**WHAT NEEDS TO BE DONE:**
Answer with a number only: how many lines of the data contain "password"?

**DATASET RECORDS:**
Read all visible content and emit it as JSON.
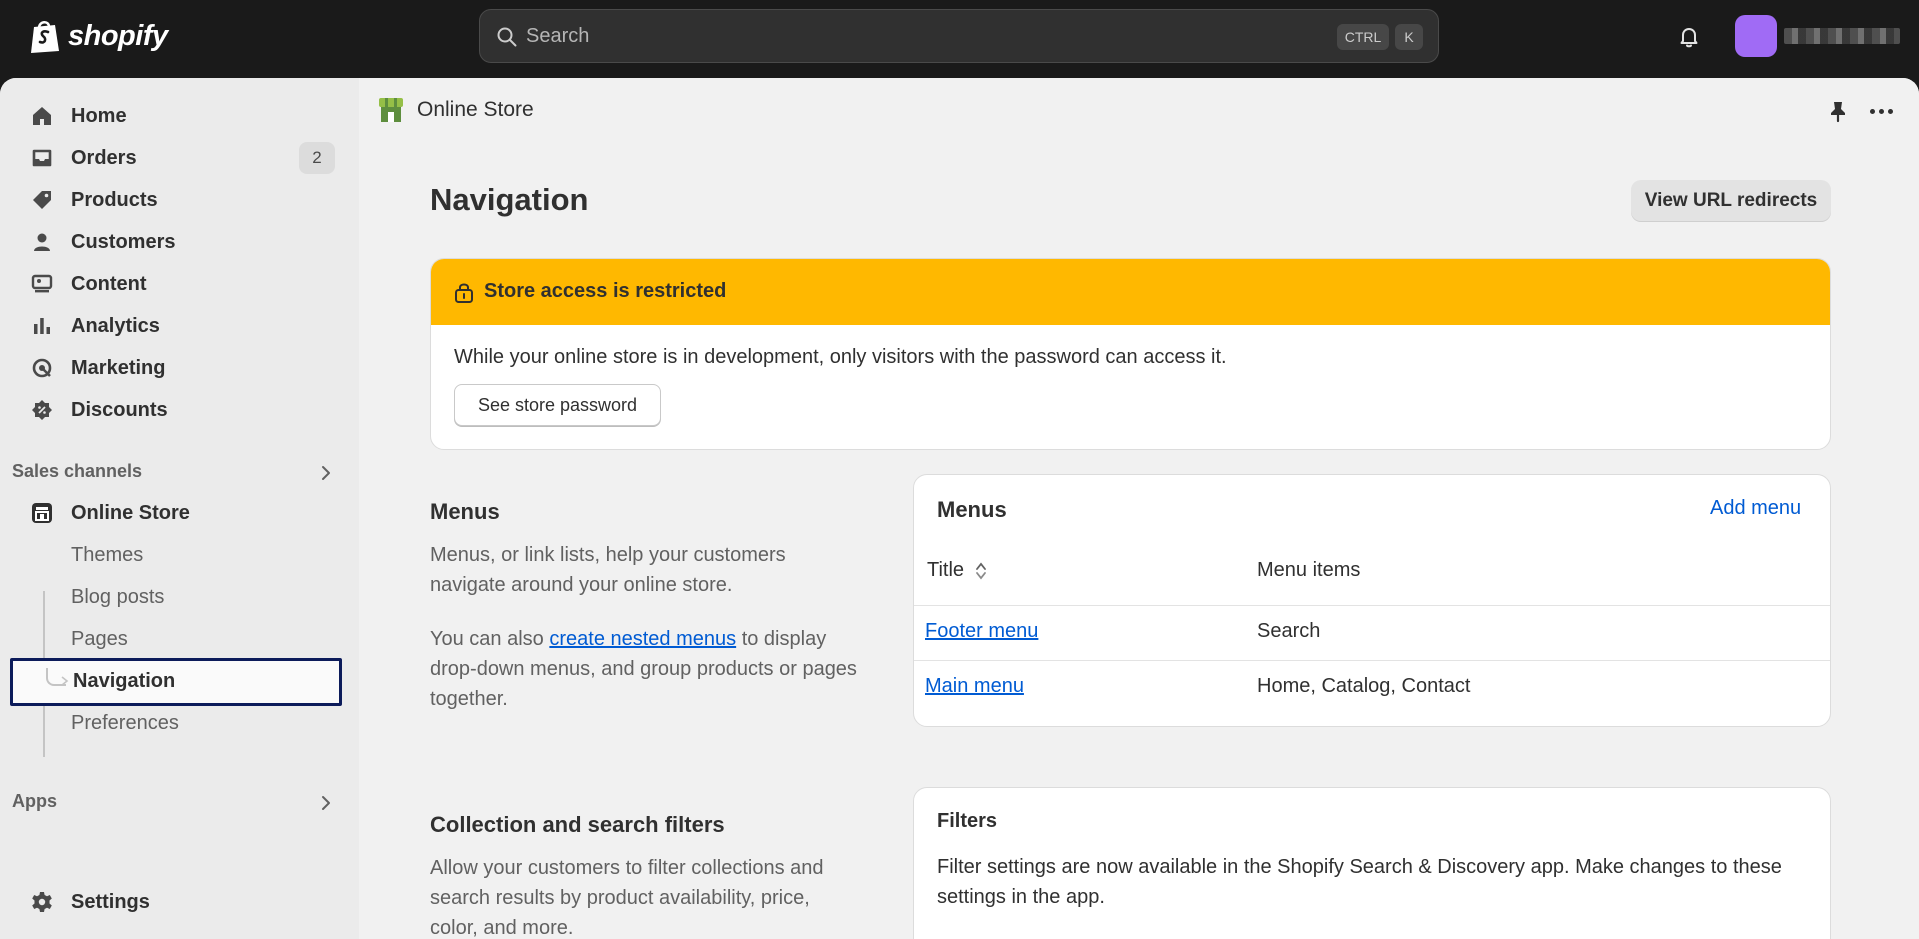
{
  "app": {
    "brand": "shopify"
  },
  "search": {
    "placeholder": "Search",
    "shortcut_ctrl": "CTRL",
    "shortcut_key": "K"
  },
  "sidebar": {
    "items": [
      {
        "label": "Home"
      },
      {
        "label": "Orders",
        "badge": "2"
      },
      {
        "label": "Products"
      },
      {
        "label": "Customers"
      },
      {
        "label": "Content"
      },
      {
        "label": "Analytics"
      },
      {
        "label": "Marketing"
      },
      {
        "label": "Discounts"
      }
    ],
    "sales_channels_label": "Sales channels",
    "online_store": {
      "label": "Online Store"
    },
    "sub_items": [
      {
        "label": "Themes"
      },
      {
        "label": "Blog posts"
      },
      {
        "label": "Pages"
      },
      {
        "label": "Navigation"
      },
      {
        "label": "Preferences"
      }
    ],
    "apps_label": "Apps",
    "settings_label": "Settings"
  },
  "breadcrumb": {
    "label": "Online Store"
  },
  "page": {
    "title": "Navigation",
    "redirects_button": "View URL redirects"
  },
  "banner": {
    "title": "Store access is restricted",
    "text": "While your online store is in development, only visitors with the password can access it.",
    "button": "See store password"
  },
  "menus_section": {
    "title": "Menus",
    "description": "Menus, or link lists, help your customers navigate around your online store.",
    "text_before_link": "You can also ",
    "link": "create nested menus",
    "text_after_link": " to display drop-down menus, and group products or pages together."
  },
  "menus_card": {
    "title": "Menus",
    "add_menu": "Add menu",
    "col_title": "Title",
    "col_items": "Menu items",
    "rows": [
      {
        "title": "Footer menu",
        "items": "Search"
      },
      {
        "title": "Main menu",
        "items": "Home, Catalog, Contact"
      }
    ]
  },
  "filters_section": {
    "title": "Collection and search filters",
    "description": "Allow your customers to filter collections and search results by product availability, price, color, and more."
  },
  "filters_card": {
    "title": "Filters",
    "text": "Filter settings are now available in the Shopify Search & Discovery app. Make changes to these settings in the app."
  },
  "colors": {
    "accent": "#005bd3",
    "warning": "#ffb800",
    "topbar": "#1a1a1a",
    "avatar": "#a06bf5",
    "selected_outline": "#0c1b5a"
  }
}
* * *
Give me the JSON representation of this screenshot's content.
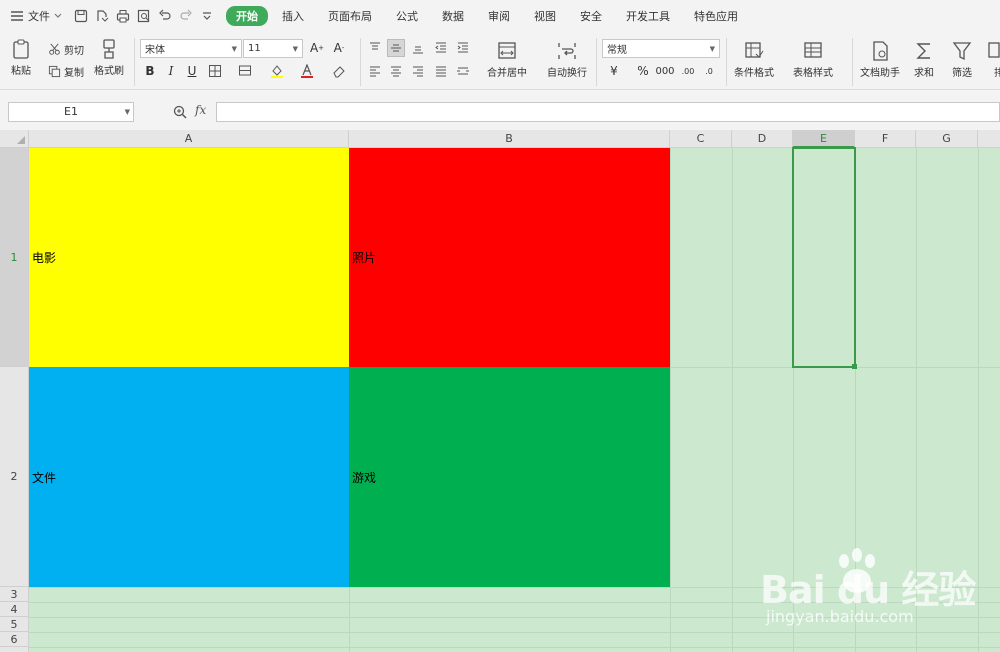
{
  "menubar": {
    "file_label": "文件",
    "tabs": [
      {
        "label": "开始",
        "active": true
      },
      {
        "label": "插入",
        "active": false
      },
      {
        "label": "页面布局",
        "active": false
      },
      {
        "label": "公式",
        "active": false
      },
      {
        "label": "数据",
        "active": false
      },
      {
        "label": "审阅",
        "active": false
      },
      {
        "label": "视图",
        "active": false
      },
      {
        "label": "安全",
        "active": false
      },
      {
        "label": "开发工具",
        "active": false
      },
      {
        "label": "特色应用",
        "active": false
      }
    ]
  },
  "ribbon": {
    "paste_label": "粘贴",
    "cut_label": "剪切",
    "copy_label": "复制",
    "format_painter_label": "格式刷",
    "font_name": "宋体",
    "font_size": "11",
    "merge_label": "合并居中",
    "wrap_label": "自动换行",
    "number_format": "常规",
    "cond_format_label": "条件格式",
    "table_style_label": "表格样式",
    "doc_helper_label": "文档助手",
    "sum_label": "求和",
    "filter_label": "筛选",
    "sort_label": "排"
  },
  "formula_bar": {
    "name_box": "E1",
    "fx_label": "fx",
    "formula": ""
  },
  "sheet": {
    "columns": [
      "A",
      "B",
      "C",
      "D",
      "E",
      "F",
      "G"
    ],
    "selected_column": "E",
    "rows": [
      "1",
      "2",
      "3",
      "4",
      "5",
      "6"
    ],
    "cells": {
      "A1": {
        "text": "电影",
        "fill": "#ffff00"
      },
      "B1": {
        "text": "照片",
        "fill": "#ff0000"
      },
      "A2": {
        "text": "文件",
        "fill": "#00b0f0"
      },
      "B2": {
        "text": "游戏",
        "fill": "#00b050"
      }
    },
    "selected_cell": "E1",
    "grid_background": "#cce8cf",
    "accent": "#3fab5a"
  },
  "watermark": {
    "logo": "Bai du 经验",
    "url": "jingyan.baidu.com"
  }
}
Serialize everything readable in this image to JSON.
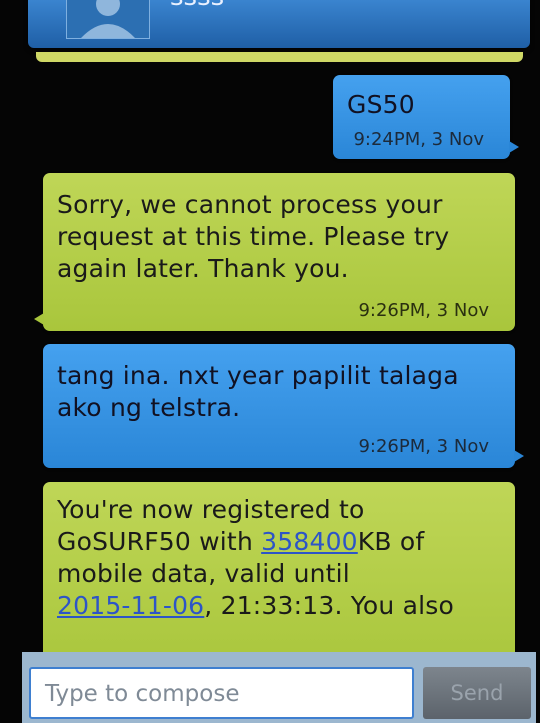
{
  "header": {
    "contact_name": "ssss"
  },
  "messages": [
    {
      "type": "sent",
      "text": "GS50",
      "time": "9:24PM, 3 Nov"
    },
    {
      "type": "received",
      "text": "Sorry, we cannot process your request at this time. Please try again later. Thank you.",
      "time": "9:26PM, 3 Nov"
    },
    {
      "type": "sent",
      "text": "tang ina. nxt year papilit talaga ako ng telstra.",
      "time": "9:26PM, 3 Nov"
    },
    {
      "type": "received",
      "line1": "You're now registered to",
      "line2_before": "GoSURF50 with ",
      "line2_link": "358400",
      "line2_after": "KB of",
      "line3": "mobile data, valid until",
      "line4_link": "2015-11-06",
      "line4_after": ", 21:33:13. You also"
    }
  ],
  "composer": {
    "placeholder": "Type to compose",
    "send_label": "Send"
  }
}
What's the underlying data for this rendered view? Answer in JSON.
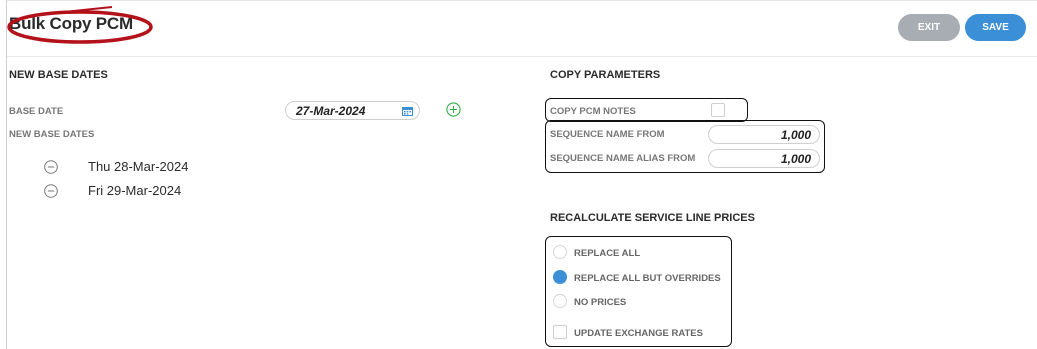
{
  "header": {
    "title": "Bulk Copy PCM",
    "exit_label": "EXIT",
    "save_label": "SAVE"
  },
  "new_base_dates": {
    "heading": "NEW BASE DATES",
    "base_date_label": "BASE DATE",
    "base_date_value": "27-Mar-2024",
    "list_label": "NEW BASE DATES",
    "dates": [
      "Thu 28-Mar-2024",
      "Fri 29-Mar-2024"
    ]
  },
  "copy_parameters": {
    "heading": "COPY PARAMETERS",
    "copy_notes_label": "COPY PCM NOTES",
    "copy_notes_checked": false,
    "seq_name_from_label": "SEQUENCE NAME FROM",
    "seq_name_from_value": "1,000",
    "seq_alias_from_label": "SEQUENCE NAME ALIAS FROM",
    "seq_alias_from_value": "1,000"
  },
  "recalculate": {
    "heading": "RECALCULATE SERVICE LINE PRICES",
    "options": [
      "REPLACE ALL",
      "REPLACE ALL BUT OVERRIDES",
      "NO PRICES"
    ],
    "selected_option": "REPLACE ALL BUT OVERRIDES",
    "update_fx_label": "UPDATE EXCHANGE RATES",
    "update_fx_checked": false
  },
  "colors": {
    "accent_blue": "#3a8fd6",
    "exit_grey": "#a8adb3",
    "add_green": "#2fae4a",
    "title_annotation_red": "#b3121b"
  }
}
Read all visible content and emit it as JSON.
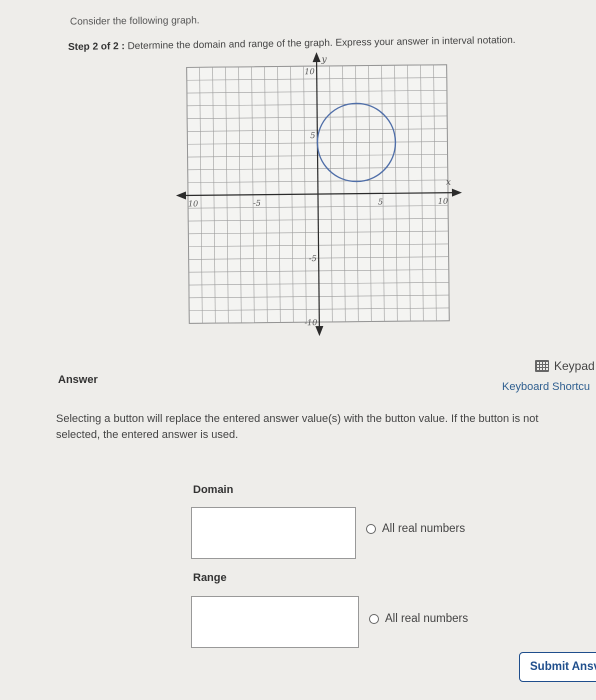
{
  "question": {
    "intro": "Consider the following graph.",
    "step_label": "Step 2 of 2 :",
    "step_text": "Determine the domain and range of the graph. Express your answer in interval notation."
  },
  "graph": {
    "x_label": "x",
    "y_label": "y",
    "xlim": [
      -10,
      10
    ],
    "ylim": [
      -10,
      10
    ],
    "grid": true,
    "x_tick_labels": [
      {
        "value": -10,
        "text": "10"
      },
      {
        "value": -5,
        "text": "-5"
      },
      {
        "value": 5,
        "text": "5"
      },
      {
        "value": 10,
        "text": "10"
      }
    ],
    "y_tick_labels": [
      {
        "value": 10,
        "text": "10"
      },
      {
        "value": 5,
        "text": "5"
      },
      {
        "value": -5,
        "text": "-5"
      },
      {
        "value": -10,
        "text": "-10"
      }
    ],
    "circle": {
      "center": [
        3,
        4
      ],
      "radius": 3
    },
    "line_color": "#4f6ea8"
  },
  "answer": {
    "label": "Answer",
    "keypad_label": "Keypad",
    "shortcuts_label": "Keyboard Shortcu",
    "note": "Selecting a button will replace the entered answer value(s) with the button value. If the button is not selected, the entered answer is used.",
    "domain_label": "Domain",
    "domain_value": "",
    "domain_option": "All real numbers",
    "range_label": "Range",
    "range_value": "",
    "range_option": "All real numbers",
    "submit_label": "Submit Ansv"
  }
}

**EXERCISE RESULT:**
2